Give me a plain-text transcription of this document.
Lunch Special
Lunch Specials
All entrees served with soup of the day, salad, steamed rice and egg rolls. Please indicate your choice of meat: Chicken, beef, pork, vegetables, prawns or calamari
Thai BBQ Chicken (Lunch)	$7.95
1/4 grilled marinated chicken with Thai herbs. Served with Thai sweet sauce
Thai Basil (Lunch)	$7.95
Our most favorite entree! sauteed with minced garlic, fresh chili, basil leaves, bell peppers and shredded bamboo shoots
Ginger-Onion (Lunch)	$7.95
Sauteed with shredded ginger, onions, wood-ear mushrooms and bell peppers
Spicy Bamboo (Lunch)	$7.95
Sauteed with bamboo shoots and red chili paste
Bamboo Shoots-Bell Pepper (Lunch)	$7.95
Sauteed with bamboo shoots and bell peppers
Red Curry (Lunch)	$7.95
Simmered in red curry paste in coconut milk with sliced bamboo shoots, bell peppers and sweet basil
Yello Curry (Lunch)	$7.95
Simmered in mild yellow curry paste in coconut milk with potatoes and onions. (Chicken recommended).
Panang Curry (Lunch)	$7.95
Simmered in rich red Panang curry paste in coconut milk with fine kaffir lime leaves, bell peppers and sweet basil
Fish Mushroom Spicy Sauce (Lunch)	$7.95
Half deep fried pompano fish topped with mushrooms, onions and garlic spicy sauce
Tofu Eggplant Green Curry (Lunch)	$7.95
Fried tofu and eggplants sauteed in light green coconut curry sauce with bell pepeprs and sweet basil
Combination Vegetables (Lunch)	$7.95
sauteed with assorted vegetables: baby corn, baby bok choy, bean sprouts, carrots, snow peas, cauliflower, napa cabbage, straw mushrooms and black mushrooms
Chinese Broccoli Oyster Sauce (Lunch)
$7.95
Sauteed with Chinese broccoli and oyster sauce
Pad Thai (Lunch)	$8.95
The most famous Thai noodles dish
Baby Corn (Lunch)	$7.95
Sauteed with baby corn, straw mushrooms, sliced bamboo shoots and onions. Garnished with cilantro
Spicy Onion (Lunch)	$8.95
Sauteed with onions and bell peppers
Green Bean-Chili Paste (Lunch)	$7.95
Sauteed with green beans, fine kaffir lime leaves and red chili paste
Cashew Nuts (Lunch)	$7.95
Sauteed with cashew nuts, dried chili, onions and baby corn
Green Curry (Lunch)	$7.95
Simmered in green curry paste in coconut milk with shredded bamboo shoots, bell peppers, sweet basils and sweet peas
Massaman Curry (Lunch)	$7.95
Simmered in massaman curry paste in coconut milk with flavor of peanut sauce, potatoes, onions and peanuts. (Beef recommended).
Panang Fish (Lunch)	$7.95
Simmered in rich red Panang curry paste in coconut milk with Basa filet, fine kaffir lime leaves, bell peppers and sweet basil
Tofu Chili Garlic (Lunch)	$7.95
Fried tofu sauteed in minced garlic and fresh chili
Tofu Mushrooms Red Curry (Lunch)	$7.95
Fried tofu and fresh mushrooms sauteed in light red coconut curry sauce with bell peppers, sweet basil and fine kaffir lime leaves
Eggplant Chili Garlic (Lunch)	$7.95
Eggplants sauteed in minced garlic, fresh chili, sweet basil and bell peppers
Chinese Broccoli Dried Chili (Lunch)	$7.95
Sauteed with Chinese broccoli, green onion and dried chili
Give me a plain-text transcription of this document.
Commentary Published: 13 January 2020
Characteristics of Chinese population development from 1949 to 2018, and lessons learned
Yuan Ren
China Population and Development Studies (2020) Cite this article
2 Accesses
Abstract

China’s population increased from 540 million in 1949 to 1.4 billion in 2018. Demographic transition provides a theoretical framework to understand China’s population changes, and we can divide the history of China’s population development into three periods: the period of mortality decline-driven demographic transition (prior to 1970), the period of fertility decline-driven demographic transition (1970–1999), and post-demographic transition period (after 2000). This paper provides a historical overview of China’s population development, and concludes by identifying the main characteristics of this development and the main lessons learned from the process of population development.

---------------

Given instruction: Your task is to retype all the records above with nothing left out.

Written response:
Give me a plain-text transcription of this document.
Lunch Special
Lunch Specials
All entrees served with soup of the day, salad, steamed rice and egg rolls. Please indicate your choice of meat: Chicken, beef, pork, vegetables, prawns or calamari
Thai BBQ Chicken (Lunch)	$7.95
1/4 grilled marinated chicken with Thai herbs. Served with Thai sweet sauce
Thai Basil (Lunch)	$7.95
Our most favorite entree! sauteed with minced garlic, fresh chili, basil leaves, bell peppers and shredded bamboo shoots
Ginger-Onion (Lunch)	$7.95
Sauteed with shredded ginger, onions, wood-ear mushrooms and bell peppers
Spicy Bamboo (Lunch)	$7.95
Sauteed with bamboo shoots and red chili paste
Bamboo Shoots-Bell Pepper (Lunch)	$7.95
Sauteed with bamboo shoots and bell peppers
Red Curry (Lunch)	$7.95
Simmered in red curry paste in coconut milk with sliced bamboo shoots, bell peppers and sweet basil
Yello Curry (Lunch)	$7.95
Simmered in mild yellow curry paste in coconut milk with potatoes and onions. (Chicken recommended).
Panang Curry (Lunch)	$7.95
Simmered in rich red Panang curry paste in coconut milk with fine kaffir lime leaves, bell peppers and sweet basil
Fish Mushroom Spicy Sauce (Lunch)	$7.95
Half deep fried pompano fish topped with mushrooms, onions and garlic spicy sauce
Tofu Eggplant Green Curry (Lunch)	$7.95
Fried tofu and eggplants sauteed in light green coconut curry sauce with bell pepeprs and sweet basil
Combination Vegetables (Lunch)	$7.95
sauteed with assorted vegetables: baby corn, baby bok choy, bean sprouts, carrots, snow peas, cauliflower, napa cabbage, straw mushrooms and black mushrooms
Chinese Broccoli Oyster Sauce (Lunch)
$7.95
Sauteed with Chinese broccoli and oyster sauce
Pad Thai (Lunch)	$8.95
The most famous Thai noodles dish
Baby Corn (Lunch)	$7.95
Sauteed with baby corn, straw mushrooms, sliced bamboo shoots and onions. Garnished with cilantro
Spicy Onion (Lunch)	$8.95
Sauteed with onions and bell peppers
Green Bean-Chili Paste (Lunch)	$7.95
Sauteed with green beans, fine kaffir lime leaves and red chili paste
Cashew Nuts (Lunch)	$7.95
Sauteed with cashew nuts, dried chili, onions and baby corn
Green Curry (Lunch)	$7.95
Simmered in green curry paste in coconut milk with shredded bamboo shoots, bell peppers, sweet basils and sweet peas
Massaman Curry (Lunch)	$7.95
Simmered in massaman curry paste in coconut milk with flavor of peanut sauce, potatoes, onions and peanuts. (Beef recommended).
Panang Fish (Lunch)	$7.95
Simmered in rich red Panang curry paste in coconut milk with Basa filet, fine kaffir lime leaves, bell peppers and sweet basil
Tofu Chili Garlic (Lunch)	$7.95
Fried tofu sauteed in minced garlic and fresh chili
Tofu Mushrooms Red Curry (Lunch)	$7.95
Fried tofu and fresh mushrooms sauteed in light red coconut curry sauce with bell peppers, sweet basil and fine kaffir lime leaves
Eggplant Chili Garlic (Lunch)	$7.95
Eggplants sauteed in minced garlic, fresh chili, sweet basil and bell peppers
Chinese Broccoli Dried Chili (Lunch)	$7.95
Sauteed with Chinese broccoli, green onion and dried chili
Give me a plain-text transcription of this document.
Commentary Published: 13 January 2020
Characteristics of Chinese population development from 1949 to 2018, and lessons learned
Yuan Ren
China Population and Development Studies (2020) Cite this article
2 Accesses
Abstract

China’s population increased from 540 million in 1949 to 1.4 billion in 2018. Demographic transition provides a theoretical framework to understand China’s population changes, and we can divide the history of China’s population development into three periods: the period of mortality decline-driven demographic transition (prior to 1970), the period of fertility decline-driven demographic transition (1970–1999), and post-demographic transition period (after 2000). This paper provides a historical overview of China’s population development, and concludes by identifying the main characteristics of this development and the main lessons learned from the process of population development.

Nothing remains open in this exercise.